#### [EXERCISE GOAL]
Can you write out all the lines word for word, with no pictures?

#### [RECORDS FOR THIS TASK]
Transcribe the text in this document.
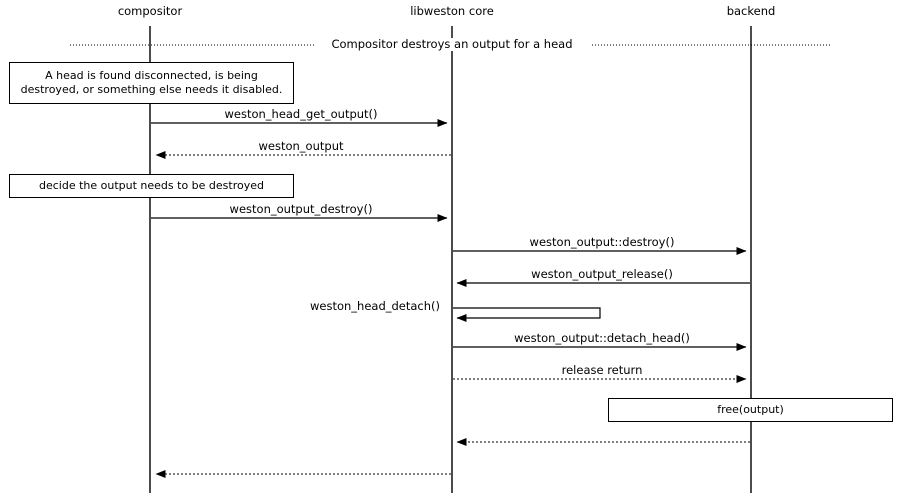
compositor	libweston core	backend
Compositor destroys an output for a head
A head is found disconnected, is being destroyed, or something else needs it disabled.
decide the output needs to be destroyed
free(output)
weston_head_get_output()
weston_output
weston_output_destroy()
weston_output::destroy()
weston_output_release()
weston_head_detach()
weston_output::detach_head()
release return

#### [RESPONSE BELOW]
Transcribe the text in this document.
compositor	libweston core	backend
Compositor destroys an output for a head
A head is found disconnected, is being destroyed, or something else needs it disabled.
decide the output needs to be destroyed
free(output)
weston_head_get_output()
weston_output
weston_output_destroy()
weston_output::destroy()
weston_output_release()
weston_head_detach()
weston_output::detach_head()
release return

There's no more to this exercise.